(Stored records)
········

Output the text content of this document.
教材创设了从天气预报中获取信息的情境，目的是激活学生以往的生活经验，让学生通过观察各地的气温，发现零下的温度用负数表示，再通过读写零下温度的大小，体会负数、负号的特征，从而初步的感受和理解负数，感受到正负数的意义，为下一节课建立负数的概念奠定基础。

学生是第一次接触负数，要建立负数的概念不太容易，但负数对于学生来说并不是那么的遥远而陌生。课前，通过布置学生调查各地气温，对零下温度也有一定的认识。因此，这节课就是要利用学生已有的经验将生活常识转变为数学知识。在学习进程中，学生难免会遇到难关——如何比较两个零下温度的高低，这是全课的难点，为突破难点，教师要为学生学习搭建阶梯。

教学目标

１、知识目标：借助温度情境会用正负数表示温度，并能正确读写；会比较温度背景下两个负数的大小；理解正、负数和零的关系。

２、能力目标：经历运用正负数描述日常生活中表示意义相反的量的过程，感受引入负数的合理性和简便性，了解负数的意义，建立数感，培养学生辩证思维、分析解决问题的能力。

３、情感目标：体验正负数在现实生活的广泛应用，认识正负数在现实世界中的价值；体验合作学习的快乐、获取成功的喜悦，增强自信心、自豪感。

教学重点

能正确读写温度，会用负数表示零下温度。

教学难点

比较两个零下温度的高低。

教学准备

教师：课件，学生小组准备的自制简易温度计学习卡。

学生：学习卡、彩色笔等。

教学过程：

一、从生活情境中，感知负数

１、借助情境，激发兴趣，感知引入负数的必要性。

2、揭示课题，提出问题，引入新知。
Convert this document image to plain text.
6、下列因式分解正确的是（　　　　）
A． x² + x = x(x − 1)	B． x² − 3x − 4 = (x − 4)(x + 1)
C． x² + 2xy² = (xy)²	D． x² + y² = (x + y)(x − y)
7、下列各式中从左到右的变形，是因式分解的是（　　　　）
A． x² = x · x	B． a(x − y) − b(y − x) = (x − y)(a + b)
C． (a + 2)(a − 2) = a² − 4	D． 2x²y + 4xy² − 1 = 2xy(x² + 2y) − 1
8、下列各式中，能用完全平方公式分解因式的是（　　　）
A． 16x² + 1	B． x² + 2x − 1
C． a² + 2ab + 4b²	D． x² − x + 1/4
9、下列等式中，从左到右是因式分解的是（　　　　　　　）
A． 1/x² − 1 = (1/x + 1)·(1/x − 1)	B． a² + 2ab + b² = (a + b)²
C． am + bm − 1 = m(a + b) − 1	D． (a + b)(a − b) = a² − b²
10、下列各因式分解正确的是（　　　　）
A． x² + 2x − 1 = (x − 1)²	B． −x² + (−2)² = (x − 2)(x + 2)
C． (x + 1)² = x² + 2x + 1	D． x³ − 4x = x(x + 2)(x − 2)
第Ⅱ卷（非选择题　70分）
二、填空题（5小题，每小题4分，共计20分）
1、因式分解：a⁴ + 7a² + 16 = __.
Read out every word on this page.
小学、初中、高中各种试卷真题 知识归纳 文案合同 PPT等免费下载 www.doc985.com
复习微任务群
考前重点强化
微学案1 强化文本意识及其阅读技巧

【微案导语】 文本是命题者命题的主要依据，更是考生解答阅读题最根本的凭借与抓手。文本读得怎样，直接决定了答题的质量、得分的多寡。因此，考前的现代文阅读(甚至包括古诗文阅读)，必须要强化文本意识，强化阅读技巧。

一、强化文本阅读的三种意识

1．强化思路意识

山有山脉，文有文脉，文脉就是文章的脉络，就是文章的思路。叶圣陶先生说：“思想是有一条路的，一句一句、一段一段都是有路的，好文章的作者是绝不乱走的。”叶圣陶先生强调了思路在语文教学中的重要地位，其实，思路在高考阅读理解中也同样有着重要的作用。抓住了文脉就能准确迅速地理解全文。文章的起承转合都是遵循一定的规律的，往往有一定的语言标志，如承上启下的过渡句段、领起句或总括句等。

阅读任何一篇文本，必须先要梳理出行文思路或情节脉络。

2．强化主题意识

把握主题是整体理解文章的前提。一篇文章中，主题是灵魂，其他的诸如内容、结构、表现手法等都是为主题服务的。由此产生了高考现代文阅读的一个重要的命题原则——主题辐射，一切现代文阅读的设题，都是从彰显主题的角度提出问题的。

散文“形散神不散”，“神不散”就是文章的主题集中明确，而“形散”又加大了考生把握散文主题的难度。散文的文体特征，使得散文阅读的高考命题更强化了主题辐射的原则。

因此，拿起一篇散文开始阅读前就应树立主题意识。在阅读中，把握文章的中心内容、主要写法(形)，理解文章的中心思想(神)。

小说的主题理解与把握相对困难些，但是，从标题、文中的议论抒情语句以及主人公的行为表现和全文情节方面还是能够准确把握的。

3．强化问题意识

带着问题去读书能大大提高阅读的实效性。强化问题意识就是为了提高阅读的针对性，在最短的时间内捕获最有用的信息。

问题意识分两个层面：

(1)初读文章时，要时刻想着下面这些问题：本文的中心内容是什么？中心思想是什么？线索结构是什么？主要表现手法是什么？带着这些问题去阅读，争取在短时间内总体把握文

········

* _WHAT THE TASK REQUIRES_
Transcribe the material above in its entirety. Match it exactly.

* _RESPONSE FOR THIS EXERCISE_
Output the text content of this document.
教材创设了从天气预报中获取信息的情境，目的是激活学生以往的生活经验，让学生通过观察各地的气温，发现零下的温度用负数表示，再通过读写零下温度的大小，体会负数、负号的特征，从而初步的感受和理解负数，感受到正负数的意义，为下一节课建立负数的概念奠定基础。

学生是第一次接触负数，要建立负数的概念不太容易，但负数对于学生来说并不是那么的遥远而陌生。课前，通过布置学生调查各地气温，对零下温度也有一定的认识。因此，这节课就是要利用学生已有的经验将生活常识转变为数学知识。在学习进程中，学生难免会遇到难关——如何比较两个零下温度的高低，这是全课的难点，为突破难点，教师要为学生学习搭建阶梯。

教学目标

１、知识目标：借助温度情境会用正负数表示温度，并能正确读写；会比较温度背景下两个负数的大小；理解正、负数和零的关系。

２、能力目标：经历运用正负数描述日常生活中表示意义相反的量的过程，感受引入负数的合理性和简便性，了解负数的意义，建立数感，培养学生辩证思维、分析解决问题的能力。

３、情感目标：体验正负数在现实生活的广泛应用，认识正负数在现实世界中的价值；体验合作学习的快乐、获取成功的喜悦，增强自信心、自豪感。

教学重点

能正确读写温度，会用负数表示零下温度。

教学难点

比较两个零下温度的高低。

教学准备

教师：课件，学生小组准备的自制简易温度计学习卡。

学生：学习卡、彩色笔等。

教学过程：

一、从生活情境中，感知负数

１、借助情境，激发兴趣，感知引入负数的必要性。

2、揭示课题，提出问题，引入新知。
Convert this document image to plain text.
6、下列因式分解正确的是（　　　　）
A． x² + x = x(x − 1)	B． x² − 3x − 4 = (x − 4)(x + 1)
C． x² + 2xy² = (xy)²	D． x² + y² = (x + y)(x − y)
7、下列各式中从左到右的变形，是因式分解的是（　　　　）
A． x² = x · x	B． a(x − y) − b(y − x) = (x − y)(a + b)
C． (a + 2)(a − 2) = a² − 4	D． 2x²y + 4xy² − 1 = 2xy(x² + 2y) − 1
8、下列各式中，能用完全平方公式分解因式的是（　　　）
A． 16x² + 1	B． x² + 2x − 1
C． a² + 2ab + 4b²	D． x² − x + 1/4
9、下列等式中，从左到右是因式分解的是（　　　　　　　）
A． 1/x² − 1 = (1/x + 1)·(1/x − 1)	B． a² + 2ab + b² = (a + b)²
C． am + bm − 1 = m(a + b) − 1	D． (a + b)(a − b) = a² − b²
10、下列各因式分解正确的是（　　　　）
A． x² + 2x − 1 = (x − 1)²	B． −x² + (−2)² = (x − 2)(x + 2)
C． (x + 1)² = x² + 2x + 1	D． x³ − 4x = x(x + 2)(x − 2)
第Ⅱ卷（非选择题　70分）
二、填空题（5小题，每小题4分，共计20分）
1、因式分解：a⁴ + 7a² + 16 = __.
Read out every word on this page.
小学、初中、高中各种试卷真题 知识归纳 文案合同 PPT等免费下载 www.doc985.com
复习微任务群
考前重点强化
微学案1 强化文本意识及其阅读技巧

【微案导语】 文本是命题者命题的主要依据，更是考生解答阅读题最根本的凭借与抓手。文本读得怎样，直接决定了答题的质量、得分的多寡。因此，考前的现代文阅读(甚至包括古诗文阅读)，必须要强化文本意识，强化阅读技巧。

一、强化文本阅读的三种意识

1．强化思路意识

山有山脉，文有文脉，文脉就是文章的脉络，就是文章的思路。叶圣陶先生说：“思想是有一条路的，一句一句、一段一段都是有路的，好文章的作者是绝不乱走的。”叶圣陶先生强调了思路在语文教学中的重要地位，其实，思路在高考阅读理解中也同样有着重要的作用。抓住了文脉就能准确迅速地理解全文。文章的起承转合都是遵循一定的规律的，往往有一定的语言标志，如承上启下的过渡句段、领起句或总括句等。

阅读任何一篇文本，必须先要梳理出行文思路或情节脉络。

2．强化主题意识

把握主题是整体理解文章的前提。一篇文章中，主题是灵魂，其他的诸如内容、结构、表现手法等都是为主题服务的。由此产生了高考现代文阅读的一个重要的命题原则——主题辐射，一切现代文阅读的设题，都是从彰显主题的角度提出问题的。

散文“形散神不散”，“神不散”就是文章的主题集中明确，而“形散”又加大了考生把握散文主题的难度。散文的文体特征，使得散文阅读的高考命题更强化了主题辐射的原则。

因此，拿起一篇散文开始阅读前就应树立主题意识。在阅读中，把握文章的中心内容、主要写法(形)，理解文章的中心思想(神)。

小说的主题理解与把握相对困难些，但是，从标题、文中的议论抒情语句以及主人公的行为表现和全文情节方面还是能够准确把握的。

3．强化问题意识

带着问题去读书能大大提高阅读的实效性。强化问题意识就是为了提高阅读的针对性，在最短的时间内捕获最有用的信息。

问题意识分两个层面：

(1)初读文章时，要时刻想着下面这些问题：本文的中心内容是什么？中心思想是什么？线索结构是什么？主要表现手法是什么？带着这些问题去阅读，争取在短时间内总体把握文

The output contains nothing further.